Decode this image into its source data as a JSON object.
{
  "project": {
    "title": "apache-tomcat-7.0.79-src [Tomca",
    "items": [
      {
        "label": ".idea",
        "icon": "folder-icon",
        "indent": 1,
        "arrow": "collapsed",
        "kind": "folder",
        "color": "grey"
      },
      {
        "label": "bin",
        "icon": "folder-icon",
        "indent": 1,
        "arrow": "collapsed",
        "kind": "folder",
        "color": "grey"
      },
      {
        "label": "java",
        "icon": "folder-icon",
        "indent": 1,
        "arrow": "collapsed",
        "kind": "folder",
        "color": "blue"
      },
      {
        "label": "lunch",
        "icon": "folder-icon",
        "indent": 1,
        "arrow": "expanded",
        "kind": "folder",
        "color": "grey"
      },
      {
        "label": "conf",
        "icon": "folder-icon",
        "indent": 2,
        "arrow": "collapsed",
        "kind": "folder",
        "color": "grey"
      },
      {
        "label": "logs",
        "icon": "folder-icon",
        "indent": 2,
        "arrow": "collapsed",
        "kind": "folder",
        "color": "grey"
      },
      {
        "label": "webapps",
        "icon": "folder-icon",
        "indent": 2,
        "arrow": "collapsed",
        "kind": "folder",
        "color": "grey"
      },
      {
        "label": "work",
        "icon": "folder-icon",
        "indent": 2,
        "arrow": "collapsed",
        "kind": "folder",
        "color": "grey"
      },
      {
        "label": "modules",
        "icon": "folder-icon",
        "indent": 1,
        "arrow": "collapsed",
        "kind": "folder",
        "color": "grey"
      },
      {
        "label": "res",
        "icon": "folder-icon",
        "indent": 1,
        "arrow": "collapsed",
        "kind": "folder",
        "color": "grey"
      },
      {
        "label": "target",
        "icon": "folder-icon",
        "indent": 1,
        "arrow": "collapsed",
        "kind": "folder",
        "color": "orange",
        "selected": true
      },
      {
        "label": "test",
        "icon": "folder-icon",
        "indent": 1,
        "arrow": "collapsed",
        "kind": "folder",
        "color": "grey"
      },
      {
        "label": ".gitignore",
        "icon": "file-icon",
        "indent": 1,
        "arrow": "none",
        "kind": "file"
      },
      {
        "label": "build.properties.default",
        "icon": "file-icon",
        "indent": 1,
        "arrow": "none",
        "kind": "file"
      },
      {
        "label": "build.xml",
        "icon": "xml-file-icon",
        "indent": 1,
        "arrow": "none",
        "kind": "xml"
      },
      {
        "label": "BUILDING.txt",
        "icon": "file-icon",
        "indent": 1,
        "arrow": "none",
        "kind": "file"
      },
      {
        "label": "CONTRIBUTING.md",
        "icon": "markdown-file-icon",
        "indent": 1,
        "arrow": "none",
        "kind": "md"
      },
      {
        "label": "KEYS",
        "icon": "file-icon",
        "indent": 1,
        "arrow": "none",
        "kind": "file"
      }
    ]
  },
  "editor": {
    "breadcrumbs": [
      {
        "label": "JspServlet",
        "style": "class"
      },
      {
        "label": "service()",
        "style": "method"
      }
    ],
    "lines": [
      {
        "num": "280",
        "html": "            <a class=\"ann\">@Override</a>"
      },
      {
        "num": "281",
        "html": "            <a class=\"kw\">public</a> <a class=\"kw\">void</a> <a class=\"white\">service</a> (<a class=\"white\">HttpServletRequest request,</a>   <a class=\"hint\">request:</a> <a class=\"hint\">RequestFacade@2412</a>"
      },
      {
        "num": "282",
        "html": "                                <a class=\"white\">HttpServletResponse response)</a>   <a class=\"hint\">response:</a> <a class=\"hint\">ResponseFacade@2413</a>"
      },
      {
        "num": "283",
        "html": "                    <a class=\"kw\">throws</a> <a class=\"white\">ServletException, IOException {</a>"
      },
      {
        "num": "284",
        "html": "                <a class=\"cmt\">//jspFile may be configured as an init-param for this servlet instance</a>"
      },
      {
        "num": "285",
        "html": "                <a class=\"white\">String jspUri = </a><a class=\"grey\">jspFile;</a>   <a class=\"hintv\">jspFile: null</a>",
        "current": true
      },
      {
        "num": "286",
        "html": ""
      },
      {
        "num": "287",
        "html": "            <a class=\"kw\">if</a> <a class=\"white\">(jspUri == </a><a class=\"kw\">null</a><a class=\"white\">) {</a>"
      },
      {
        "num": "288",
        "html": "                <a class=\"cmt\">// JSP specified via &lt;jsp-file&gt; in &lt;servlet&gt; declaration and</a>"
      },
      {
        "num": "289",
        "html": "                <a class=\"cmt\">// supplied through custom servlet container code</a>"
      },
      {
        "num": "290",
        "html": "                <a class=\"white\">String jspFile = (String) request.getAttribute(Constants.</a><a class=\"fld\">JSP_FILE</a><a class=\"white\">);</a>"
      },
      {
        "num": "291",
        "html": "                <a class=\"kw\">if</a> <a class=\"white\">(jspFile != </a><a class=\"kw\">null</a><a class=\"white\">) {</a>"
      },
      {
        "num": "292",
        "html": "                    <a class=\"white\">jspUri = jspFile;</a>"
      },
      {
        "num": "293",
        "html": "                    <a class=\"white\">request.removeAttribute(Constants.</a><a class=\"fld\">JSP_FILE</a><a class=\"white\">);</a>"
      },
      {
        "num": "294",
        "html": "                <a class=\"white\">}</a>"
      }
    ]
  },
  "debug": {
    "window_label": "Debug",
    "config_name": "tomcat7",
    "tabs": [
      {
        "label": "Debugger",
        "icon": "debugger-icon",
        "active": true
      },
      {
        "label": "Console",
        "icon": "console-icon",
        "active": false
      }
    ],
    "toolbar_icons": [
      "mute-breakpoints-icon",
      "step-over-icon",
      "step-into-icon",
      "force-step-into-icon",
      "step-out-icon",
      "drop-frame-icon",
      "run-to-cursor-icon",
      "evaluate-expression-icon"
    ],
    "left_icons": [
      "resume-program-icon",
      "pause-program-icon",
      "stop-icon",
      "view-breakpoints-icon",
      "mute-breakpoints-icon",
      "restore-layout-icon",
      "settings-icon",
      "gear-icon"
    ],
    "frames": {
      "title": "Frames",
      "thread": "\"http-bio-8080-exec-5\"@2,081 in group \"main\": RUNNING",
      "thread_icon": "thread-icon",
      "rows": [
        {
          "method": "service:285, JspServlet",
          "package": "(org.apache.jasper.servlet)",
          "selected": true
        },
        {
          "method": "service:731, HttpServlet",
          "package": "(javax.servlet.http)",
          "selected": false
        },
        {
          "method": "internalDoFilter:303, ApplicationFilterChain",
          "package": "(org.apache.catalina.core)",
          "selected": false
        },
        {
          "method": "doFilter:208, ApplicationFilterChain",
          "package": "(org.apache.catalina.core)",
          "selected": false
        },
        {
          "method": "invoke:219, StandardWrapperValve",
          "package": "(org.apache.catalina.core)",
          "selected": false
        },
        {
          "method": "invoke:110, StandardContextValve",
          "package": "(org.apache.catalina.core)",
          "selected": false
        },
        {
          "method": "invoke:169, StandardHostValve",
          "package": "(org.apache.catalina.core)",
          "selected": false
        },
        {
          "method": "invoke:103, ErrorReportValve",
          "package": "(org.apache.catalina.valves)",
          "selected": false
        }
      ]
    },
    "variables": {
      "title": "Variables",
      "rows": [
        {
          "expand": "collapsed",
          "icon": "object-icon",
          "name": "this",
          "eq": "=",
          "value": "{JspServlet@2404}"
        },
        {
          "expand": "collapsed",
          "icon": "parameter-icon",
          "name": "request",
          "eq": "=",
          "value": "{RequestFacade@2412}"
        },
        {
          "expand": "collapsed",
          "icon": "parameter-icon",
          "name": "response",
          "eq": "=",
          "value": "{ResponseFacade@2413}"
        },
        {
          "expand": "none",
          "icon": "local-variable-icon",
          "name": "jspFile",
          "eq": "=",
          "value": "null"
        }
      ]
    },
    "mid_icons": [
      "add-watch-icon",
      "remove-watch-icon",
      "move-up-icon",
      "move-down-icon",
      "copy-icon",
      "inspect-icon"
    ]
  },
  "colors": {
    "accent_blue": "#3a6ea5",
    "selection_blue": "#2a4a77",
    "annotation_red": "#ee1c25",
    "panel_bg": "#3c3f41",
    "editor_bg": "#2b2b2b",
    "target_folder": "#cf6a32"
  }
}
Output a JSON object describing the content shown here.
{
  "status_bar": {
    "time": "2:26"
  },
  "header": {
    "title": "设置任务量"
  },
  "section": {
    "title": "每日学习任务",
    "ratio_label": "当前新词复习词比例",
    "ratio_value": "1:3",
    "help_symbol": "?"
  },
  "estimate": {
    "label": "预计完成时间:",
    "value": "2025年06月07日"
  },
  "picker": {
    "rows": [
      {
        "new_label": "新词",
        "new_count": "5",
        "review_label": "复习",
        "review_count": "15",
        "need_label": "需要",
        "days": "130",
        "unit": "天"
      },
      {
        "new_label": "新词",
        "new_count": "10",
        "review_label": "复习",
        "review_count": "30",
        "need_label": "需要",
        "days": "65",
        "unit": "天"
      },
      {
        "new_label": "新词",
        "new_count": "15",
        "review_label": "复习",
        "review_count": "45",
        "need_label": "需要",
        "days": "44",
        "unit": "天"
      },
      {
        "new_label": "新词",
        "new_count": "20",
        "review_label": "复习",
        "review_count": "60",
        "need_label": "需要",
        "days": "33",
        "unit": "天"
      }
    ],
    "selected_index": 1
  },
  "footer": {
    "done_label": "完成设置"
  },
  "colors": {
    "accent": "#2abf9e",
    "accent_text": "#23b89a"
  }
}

*****

» REQUEST
Your task is to extract the lines running from the one with "Output a JSON" to the end of the material, inclusive, copying each exactly and adding nothing.

» FULL OUTPUT
Output a JSON object describing the content shown here.
{
  "status_bar": {
    "time": "2:26"
  },
  "header": {
    "title": "设置任务量"
  },
  "section": {
    "title": "每日学习任务",
    "ratio_label": "当前新词复习词比例",
    "ratio_value": "1:3",
    "help_symbol": "?"
  },
  "estimate": {
    "label": "预计完成时间:",
    "value": "2025年06月07日"
  },
  "picker": {
    "rows": [
      {
        "new_label": "新词",
        "new_count": "5",
        "review_label": "复习",
        "review_count": "15",
        "need_label": "需要",
        "days": "130",
        "unit": "天"
      },
      {
        "new_label": "新词",
        "new_count": "10",
        "review_label": "复习",
        "review_count": "30",
        "need_label": "需要",
        "days": "65",
        "unit": "天"
      },
      {
        "new_label": "新词",
        "new_count": "15",
        "review_label": "复习",
        "review_count": "45",
        "need_label": "需要",
        "days": "44",
        "unit": "天"
      },
      {
        "new_label": "新词",
        "new_count": "20",
        "review_label": "复习",
        "review_count": "60",
        "need_label": "需要",
        "days": "33",
        "unit": "天"
      }
    ],
    "selected_index": 1
  },
  "footer": {
    "done_label": "完成设置"
  },
  "colors": {
    "accent": "#2abf9e",
    "accent_text": "#23b89a"
  }
}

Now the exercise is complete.